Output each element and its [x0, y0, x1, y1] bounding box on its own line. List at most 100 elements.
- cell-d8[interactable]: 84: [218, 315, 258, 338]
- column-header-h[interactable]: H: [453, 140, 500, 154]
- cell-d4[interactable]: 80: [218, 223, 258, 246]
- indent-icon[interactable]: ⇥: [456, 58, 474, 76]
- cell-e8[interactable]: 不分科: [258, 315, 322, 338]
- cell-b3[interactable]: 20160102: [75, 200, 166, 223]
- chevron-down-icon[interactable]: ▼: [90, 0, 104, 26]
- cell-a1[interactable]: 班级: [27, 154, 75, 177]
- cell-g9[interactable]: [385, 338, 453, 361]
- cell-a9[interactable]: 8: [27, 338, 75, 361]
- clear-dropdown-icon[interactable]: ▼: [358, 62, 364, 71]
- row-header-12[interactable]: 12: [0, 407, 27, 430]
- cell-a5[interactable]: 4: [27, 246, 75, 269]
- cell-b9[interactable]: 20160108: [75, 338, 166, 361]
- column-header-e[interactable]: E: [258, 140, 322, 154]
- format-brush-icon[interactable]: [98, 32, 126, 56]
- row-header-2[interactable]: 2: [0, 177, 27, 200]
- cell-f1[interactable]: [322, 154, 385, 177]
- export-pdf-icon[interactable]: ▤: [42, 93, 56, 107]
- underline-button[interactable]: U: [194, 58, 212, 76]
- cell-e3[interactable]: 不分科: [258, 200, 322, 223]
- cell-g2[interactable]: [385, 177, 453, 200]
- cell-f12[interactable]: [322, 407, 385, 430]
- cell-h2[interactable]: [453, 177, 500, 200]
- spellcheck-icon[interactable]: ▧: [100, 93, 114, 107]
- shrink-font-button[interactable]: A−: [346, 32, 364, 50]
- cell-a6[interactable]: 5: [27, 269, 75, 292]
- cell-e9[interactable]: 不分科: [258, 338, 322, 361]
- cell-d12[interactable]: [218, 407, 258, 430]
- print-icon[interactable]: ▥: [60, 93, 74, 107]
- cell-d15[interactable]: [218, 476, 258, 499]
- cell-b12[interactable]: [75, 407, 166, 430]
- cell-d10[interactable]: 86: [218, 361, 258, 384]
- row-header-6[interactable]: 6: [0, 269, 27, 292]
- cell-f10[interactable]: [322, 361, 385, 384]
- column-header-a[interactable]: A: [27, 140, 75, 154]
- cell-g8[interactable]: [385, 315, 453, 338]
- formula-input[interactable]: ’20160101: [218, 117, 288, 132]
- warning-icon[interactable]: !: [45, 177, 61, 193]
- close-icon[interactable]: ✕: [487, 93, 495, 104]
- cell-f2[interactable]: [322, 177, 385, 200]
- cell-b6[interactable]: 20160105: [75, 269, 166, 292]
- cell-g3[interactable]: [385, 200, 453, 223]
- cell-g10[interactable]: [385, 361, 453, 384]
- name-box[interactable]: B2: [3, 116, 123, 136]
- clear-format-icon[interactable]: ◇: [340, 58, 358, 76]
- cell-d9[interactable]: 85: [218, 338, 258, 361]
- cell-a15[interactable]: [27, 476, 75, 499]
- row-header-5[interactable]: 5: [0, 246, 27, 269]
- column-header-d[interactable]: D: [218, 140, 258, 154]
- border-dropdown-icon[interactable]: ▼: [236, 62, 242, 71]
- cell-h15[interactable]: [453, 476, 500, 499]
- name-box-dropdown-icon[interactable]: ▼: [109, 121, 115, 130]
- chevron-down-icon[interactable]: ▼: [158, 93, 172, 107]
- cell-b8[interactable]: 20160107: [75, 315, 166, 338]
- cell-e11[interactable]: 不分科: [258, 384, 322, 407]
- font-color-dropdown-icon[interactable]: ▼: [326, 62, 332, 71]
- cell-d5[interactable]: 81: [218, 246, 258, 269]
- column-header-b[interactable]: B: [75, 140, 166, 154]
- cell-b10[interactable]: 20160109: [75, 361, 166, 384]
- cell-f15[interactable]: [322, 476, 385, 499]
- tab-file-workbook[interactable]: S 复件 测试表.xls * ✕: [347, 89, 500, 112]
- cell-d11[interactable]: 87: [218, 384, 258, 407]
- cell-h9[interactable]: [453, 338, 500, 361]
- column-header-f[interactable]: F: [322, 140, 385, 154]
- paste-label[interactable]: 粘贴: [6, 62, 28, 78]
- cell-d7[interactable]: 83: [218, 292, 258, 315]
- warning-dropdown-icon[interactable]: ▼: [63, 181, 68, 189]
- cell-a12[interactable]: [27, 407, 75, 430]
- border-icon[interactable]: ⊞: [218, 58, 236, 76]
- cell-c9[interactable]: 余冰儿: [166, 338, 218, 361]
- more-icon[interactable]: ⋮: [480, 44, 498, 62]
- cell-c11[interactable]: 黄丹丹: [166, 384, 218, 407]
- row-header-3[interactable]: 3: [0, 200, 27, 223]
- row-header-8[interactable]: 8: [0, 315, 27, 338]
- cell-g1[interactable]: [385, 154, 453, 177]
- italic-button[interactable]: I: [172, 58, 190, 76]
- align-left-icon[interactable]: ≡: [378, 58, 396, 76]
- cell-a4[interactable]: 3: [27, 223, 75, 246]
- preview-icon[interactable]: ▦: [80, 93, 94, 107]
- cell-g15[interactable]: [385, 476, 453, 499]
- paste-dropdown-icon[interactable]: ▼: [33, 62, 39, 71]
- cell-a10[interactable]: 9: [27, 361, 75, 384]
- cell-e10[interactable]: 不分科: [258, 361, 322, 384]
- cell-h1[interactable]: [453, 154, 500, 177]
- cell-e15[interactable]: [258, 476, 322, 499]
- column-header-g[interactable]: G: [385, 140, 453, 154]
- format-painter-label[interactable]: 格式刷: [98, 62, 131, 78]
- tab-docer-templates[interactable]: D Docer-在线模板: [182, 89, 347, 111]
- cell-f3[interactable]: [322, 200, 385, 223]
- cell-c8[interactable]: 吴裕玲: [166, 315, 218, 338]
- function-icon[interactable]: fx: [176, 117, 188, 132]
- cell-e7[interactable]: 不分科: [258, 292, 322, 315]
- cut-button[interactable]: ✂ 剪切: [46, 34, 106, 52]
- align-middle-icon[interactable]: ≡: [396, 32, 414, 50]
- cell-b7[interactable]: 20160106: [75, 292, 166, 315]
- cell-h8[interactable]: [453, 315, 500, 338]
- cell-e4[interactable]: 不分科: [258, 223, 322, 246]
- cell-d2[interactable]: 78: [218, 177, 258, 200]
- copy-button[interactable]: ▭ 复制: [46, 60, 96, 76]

== == ==

Task statement: Write out the listing above line for line, with no changes.

Task answer:
Output each element and its [x0, y0, x1, y1] bounding box on its own line. List at most 100 elements.
- cell-d8[interactable]: 84: [218, 315, 258, 338]
- column-header-h[interactable]: H: [453, 140, 500, 154]
- cell-d4[interactable]: 80: [218, 223, 258, 246]
- indent-icon[interactable]: ⇥: [456, 58, 474, 76]
- cell-e8[interactable]: 不分科: [258, 315, 322, 338]
- cell-b3[interactable]: 20160102: [75, 200, 166, 223]
- chevron-down-icon[interactable]: ▼: [90, 0, 104, 26]
- cell-a1[interactable]: 班级: [27, 154, 75, 177]
- cell-g9[interactable]: [385, 338, 453, 361]
- cell-a9[interactable]: 8: [27, 338, 75, 361]
- clear-dropdown-icon[interactable]: ▼: [358, 62, 364, 71]
- row-header-12[interactable]: 12: [0, 407, 27, 430]
- cell-a5[interactable]: 4: [27, 246, 75, 269]
- cell-b9[interactable]: 20160108: [75, 338, 166, 361]
- column-header-e[interactable]: E: [258, 140, 322, 154]
- format-brush-icon[interactable]: [98, 32, 126, 56]
- row-header-2[interactable]: 2: [0, 177, 27, 200]
- cell-f1[interactable]: [322, 154, 385, 177]
- export-pdf-icon[interactable]: ▤: [42, 93, 56, 107]
- underline-button[interactable]: U: [194, 58, 212, 76]
- cell-e3[interactable]: 不分科: [258, 200, 322, 223]
- cell-g2[interactable]: [385, 177, 453, 200]
- cell-f12[interactable]: [322, 407, 385, 430]
- cell-h2[interactable]: [453, 177, 500, 200]
- spellcheck-icon[interactable]: ▧: [100, 93, 114, 107]
- shrink-font-button[interactable]: A−: [346, 32, 364, 50]
- cell-a6[interactable]: 5: [27, 269, 75, 292]
- cell-e9[interactable]: 不分科: [258, 338, 322, 361]
- cell-d12[interactable]: [218, 407, 258, 430]
- print-icon[interactable]: ▥: [60, 93, 74, 107]
- cell-d15[interactable]: [218, 476, 258, 499]
- cell-b12[interactable]: [75, 407, 166, 430]
- cell-d10[interactable]: 86: [218, 361, 258, 384]
- row-header-6[interactable]: 6: [0, 269, 27, 292]
- cell-f10[interactable]: [322, 361, 385, 384]
- column-header-a[interactable]: A: [27, 140, 75, 154]
- cell-g8[interactable]: [385, 315, 453, 338]
- formula-input[interactable]: ’20160101: [218, 117, 288, 132]
- warning-icon[interactable]: !: [45, 177, 61, 193]
- close-icon[interactable]: ✕: [487, 93, 495, 104]
- cell-f2[interactable]: [322, 177, 385, 200]
- cell-b6[interactable]: 20160105: [75, 269, 166, 292]
- cell-g3[interactable]: [385, 200, 453, 223]
- cell-g10[interactable]: [385, 361, 453, 384]
- name-box[interactable]: B2: [3, 116, 123, 136]
- clear-format-icon[interactable]: ◇: [340, 58, 358, 76]
- cell-d9[interactable]: 85: [218, 338, 258, 361]
- cell-a15[interactable]: [27, 476, 75, 499]
- row-header-5[interactable]: 5: [0, 246, 27, 269]
- column-header-d[interactable]: D: [218, 140, 258, 154]
- border-dropdown-icon[interactable]: ▼: [236, 62, 242, 71]
- cell-h15[interactable]: [453, 476, 500, 499]
- name-box-dropdown-icon[interactable]: ▼: [109, 121, 115, 130]
- chevron-down-icon[interactable]: ▼: [158, 93, 172, 107]
- cell-b8[interactable]: 20160107: [75, 315, 166, 338]
- cell-e11[interactable]: 不分科: [258, 384, 322, 407]
- font-color-dropdown-icon[interactable]: ▼: [326, 62, 332, 71]
- cell-d5[interactable]: 81: [218, 246, 258, 269]
- column-header-b[interactable]: B: [75, 140, 166, 154]
- cell-b10[interactable]: 20160109: [75, 361, 166, 384]
- cell-f15[interactable]: [322, 476, 385, 499]
- tab-file-workbook[interactable]: S 复件 测试表.xls * ✕: [347, 89, 500, 112]
- cell-d11[interactable]: 87: [218, 384, 258, 407]
- cell-h9[interactable]: [453, 338, 500, 361]
- column-header-f[interactable]: F: [322, 140, 385, 154]
- paste-label[interactable]: 粘贴: [6, 62, 28, 78]
- cell-d7[interactable]: 83: [218, 292, 258, 315]
- warning-dropdown-icon[interactable]: ▼: [63, 181, 68, 189]
- cell-a12[interactable]: [27, 407, 75, 430]
- border-icon[interactable]: ⊞: [218, 58, 236, 76]
- cell-c9[interactable]: 余冰儿: [166, 338, 218, 361]
- more-icon[interactable]: ⋮: [480, 44, 498, 62]
- cell-c11[interactable]: 黄丹丹: [166, 384, 218, 407]
- row-header-3[interactable]: 3: [0, 200, 27, 223]
- row-header-8[interactable]: 8: [0, 315, 27, 338]
- cell-g1[interactable]: [385, 154, 453, 177]
- italic-button[interactable]: I: [172, 58, 190, 76]
- align-left-icon[interactable]: ≡: [378, 58, 396, 76]
- cell-a4[interactable]: 3: [27, 223, 75, 246]
- preview-icon[interactable]: ▦: [80, 93, 94, 107]
- cell-g15[interactable]: [385, 476, 453, 499]
- paste-dropdown-icon[interactable]: ▼: [33, 62, 39, 71]
- cell-a10[interactable]: 9: [27, 361, 75, 384]
- cell-e10[interactable]: 不分科: [258, 361, 322, 384]
- cell-h1[interactable]: [453, 154, 500, 177]
- cell-e15[interactable]: [258, 476, 322, 499]
- column-header-g[interactable]: G: [385, 140, 453, 154]
- format-painter-label[interactable]: 格式刷: [98, 62, 131, 78]
- tab-docer-templates[interactable]: D Docer-在线模板: [182, 89, 347, 111]
- cell-f3[interactable]: [322, 200, 385, 223]
- cell-c8[interactable]: 吴裕玲: [166, 315, 218, 338]
- function-icon[interactable]: fx: [176, 117, 188, 132]
- cell-e7[interactable]: 不分科: [258, 292, 322, 315]
- cut-button[interactable]: ✂ 剪切: [46, 34, 106, 52]
- align-middle-icon[interactable]: ≡: [396, 32, 414, 50]
- cell-b7[interactable]: 20160106: [75, 292, 166, 315]
- cell-h8[interactable]: [453, 315, 500, 338]
- cell-e4[interactable]: 不分科: [258, 223, 322, 246]
- cell-d2[interactable]: 78: [218, 177, 258, 200]
- copy-button[interactable]: ▭ 复制: [46, 60, 96, 76]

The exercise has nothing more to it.